* **REQUIREMENT**
From the listing below, extract each line containing the string "Rollinson".

* **RECORDS TO PROCESS**
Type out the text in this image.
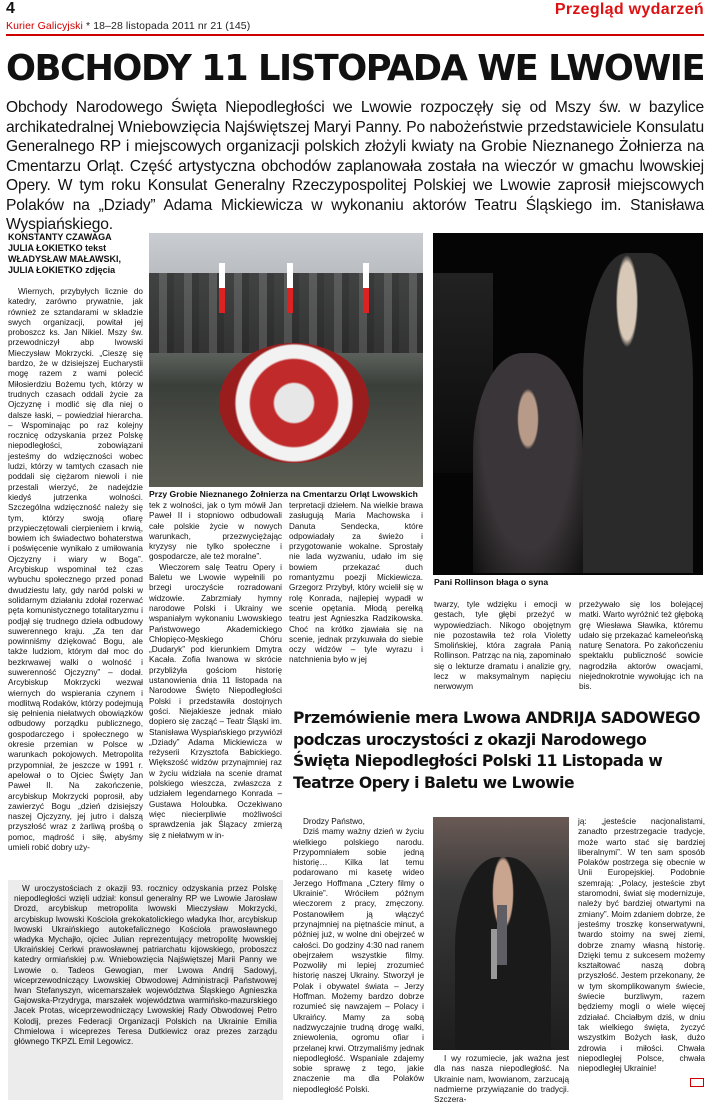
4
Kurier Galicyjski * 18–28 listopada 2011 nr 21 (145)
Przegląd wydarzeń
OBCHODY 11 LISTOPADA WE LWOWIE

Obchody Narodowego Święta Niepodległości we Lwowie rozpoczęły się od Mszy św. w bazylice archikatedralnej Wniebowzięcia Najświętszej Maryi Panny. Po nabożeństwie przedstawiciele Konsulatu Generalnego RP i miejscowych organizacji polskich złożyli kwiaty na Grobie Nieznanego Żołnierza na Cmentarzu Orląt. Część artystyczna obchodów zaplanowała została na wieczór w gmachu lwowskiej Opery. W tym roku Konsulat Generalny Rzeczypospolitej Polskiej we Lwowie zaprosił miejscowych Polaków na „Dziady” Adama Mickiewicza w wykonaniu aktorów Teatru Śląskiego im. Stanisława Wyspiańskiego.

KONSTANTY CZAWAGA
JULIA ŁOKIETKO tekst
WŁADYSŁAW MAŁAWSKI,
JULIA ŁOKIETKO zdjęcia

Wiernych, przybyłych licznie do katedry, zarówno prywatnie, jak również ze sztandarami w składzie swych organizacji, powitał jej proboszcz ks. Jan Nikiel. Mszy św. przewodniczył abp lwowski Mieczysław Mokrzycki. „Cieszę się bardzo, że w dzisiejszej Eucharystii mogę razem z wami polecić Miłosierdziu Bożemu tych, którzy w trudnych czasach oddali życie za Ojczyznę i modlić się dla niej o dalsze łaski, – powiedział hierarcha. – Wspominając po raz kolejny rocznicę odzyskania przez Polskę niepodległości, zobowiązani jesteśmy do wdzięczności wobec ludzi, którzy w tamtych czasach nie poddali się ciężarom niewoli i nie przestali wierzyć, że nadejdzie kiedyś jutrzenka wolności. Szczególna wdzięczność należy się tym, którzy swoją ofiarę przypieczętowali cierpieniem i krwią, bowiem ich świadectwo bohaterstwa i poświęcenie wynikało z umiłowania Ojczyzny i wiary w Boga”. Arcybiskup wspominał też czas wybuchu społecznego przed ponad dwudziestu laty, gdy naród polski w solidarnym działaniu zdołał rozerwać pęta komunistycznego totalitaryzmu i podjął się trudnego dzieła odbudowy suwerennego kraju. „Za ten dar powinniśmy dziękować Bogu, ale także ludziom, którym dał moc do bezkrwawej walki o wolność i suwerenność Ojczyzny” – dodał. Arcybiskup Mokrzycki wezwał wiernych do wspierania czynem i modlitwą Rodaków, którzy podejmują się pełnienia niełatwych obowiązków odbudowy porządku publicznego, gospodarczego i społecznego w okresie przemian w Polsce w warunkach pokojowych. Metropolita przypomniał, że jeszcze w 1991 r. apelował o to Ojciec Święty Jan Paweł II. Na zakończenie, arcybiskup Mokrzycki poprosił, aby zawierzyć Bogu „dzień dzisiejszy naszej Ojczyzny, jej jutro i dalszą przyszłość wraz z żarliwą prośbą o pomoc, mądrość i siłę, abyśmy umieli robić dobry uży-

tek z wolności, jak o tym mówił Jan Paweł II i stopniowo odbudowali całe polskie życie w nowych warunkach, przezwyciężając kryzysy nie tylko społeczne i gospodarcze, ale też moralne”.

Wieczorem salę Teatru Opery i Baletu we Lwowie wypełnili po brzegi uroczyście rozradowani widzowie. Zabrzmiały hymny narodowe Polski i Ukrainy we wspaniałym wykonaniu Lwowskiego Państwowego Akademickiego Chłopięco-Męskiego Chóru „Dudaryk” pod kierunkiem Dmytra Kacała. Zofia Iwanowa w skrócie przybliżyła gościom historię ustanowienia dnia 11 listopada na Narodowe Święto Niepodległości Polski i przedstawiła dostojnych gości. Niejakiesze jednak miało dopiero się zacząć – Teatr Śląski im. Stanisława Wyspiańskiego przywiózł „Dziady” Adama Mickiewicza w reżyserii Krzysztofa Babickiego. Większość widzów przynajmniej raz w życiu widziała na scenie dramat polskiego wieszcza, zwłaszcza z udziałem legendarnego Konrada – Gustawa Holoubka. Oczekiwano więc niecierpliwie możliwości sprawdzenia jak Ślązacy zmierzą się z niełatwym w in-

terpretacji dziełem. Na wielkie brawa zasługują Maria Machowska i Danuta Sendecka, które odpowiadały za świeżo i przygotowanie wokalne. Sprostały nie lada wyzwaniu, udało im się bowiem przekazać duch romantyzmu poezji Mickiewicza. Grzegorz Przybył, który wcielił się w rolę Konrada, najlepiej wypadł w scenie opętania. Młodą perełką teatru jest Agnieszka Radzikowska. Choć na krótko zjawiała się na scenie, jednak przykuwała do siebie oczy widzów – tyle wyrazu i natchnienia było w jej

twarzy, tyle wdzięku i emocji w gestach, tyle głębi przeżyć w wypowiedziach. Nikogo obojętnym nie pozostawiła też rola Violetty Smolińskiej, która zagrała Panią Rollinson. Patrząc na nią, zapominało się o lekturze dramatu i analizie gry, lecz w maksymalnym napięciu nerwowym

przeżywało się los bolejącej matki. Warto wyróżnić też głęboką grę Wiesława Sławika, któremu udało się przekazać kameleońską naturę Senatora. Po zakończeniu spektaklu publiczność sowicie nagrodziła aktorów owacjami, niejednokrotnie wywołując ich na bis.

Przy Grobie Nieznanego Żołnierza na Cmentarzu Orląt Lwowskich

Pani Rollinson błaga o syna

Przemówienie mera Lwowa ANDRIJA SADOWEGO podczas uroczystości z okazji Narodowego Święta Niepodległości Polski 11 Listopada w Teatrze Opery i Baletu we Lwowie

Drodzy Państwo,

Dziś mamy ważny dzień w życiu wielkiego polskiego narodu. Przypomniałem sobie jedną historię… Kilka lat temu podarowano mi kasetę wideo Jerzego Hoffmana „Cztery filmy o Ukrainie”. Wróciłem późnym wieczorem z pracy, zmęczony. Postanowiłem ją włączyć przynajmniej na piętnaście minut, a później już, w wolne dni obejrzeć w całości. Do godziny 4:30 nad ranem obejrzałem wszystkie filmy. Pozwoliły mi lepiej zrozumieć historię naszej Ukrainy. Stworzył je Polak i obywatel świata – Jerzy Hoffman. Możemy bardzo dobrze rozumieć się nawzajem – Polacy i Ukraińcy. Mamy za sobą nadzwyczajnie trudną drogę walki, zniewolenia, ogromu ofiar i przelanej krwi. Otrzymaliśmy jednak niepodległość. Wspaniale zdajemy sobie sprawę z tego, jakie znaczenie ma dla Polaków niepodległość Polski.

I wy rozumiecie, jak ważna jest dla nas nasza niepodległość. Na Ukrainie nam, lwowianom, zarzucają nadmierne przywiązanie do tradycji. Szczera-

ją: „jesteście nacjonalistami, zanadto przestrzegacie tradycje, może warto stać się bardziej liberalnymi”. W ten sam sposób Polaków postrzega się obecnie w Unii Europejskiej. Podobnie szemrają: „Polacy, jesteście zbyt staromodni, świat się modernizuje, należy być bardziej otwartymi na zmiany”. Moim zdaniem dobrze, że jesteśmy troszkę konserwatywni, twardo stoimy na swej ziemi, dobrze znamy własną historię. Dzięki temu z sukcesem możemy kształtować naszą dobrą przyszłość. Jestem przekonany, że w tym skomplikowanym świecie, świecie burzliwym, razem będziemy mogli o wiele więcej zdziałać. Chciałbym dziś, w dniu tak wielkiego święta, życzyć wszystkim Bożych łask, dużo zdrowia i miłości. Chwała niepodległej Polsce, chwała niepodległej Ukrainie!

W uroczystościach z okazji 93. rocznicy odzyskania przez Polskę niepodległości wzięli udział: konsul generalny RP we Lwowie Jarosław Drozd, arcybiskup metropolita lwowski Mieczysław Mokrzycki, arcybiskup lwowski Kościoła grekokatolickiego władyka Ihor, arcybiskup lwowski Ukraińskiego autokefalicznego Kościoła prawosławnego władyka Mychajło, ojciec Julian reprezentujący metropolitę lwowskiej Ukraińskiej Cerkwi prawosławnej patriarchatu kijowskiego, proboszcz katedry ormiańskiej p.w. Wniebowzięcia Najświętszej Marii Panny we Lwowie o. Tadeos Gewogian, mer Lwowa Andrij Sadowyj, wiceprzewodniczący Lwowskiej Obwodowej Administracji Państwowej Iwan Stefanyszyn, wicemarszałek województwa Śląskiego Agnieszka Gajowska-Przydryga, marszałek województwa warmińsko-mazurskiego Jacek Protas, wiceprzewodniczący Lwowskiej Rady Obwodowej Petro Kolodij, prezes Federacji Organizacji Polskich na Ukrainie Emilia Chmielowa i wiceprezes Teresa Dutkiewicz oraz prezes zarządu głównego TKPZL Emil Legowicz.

* * *

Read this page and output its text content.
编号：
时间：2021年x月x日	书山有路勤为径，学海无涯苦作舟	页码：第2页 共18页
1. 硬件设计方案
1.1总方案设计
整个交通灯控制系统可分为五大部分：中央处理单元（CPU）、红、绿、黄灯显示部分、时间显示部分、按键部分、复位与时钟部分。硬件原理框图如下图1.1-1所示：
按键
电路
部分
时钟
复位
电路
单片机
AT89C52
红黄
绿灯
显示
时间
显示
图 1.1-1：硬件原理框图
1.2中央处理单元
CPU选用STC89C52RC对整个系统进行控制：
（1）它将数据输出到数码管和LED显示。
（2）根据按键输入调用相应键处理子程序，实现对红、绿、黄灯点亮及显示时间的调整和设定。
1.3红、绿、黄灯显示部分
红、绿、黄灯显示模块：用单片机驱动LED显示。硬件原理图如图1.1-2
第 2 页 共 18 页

* **RESULT OF THIS EXERCISE**
twarzy, tyle wdzięku i emocji w gestach, tyle głębi przeżyć w wypowiedziach. Nikogo obojętnym nie pozostawiła też rola Violetty Smolińskiej, która zagrała Panią Rollinson. Patrząc na nią, zapominało się o lekturze dramatu i analizie gry, lecz w maksymalnym napięciu nerwowym
Pani Rollinson błaga o syna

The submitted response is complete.